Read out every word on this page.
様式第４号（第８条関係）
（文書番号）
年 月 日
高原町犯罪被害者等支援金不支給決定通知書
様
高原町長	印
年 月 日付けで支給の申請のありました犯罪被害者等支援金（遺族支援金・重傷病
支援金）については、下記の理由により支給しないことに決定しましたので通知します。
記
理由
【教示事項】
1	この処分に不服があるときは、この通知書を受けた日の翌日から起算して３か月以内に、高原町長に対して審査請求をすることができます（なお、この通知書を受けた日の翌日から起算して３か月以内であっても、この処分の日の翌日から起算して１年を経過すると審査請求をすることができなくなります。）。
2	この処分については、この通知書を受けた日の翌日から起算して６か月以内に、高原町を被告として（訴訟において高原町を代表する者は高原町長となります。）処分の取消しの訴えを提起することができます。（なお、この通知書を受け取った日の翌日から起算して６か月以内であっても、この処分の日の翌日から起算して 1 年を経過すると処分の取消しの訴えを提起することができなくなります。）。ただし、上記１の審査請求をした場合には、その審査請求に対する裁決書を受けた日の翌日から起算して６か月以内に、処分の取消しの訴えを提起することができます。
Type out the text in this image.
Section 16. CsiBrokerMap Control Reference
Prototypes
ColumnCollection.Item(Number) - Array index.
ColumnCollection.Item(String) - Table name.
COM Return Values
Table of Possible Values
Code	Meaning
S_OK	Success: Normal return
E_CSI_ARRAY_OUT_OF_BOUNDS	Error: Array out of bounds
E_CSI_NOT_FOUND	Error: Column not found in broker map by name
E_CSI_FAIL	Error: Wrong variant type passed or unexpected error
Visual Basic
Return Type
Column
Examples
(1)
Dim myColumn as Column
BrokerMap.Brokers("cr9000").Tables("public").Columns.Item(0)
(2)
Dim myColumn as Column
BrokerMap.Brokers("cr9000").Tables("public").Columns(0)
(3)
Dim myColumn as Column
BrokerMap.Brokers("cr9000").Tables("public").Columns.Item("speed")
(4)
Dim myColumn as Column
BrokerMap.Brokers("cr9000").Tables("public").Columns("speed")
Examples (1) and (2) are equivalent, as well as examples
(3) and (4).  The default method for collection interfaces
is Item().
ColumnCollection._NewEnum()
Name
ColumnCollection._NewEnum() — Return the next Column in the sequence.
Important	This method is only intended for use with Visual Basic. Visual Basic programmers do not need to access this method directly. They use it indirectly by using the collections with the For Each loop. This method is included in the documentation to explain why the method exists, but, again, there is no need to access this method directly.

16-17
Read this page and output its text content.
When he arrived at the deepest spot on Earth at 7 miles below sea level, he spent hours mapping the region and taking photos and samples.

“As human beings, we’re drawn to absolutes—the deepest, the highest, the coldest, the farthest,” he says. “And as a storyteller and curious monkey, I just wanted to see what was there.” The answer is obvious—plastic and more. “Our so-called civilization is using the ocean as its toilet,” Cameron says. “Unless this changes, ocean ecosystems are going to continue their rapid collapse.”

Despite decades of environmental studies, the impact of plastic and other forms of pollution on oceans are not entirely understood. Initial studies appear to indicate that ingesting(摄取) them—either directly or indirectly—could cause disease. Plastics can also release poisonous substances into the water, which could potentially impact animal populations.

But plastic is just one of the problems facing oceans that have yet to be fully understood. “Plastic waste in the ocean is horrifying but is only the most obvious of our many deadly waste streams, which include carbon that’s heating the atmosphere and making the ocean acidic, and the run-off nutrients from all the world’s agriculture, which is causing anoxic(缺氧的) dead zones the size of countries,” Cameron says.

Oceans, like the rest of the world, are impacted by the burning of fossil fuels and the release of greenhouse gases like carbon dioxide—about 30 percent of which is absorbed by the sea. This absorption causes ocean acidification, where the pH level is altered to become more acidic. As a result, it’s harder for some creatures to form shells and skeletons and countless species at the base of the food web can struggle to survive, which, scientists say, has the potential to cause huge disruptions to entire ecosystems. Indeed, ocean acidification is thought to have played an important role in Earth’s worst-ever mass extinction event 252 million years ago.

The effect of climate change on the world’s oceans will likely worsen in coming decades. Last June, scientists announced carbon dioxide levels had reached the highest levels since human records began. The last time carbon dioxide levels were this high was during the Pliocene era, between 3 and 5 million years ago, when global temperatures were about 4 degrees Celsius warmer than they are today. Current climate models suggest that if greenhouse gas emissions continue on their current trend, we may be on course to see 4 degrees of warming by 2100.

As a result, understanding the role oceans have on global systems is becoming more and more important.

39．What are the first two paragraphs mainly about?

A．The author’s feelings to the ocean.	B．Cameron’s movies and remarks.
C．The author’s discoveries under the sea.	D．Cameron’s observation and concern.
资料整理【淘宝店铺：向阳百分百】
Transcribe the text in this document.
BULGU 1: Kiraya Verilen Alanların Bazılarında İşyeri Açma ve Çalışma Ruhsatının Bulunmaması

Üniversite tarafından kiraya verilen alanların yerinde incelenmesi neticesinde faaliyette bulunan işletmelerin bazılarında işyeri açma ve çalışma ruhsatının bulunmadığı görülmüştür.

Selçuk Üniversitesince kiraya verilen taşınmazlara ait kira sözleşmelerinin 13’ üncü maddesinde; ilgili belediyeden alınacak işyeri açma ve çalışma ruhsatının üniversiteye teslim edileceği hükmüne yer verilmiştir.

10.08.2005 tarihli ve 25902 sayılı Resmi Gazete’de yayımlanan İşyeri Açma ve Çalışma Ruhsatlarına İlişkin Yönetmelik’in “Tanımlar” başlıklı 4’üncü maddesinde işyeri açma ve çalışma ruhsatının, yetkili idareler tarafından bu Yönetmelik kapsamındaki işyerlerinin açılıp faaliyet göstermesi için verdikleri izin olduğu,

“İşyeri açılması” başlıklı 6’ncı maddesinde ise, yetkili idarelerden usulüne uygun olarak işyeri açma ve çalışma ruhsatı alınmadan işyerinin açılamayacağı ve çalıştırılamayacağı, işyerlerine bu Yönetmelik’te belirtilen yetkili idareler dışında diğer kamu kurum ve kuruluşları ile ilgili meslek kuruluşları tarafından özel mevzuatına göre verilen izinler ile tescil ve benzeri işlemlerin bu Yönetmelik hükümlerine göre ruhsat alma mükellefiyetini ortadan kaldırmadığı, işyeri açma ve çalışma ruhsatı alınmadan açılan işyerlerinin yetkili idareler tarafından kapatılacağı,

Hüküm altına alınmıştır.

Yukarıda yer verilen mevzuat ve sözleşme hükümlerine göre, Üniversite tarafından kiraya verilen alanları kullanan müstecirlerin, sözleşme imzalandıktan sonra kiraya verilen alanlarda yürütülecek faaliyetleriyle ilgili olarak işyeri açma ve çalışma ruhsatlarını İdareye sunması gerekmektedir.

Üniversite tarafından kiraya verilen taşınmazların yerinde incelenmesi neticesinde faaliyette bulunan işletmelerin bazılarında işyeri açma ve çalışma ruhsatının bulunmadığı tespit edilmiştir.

=====

Problem requirements:
Copy every line of the listing that includes the string "Basic".

Response:
Visual Basic
Important	This method is only intended for use with Visual Basic. Visual Basic programmers do not need to access this method directly. They use it indirectly by using the collections with the For Each loop. This method is included in the documentation to explain why the method exists, but, again, there is no need to access this method directly.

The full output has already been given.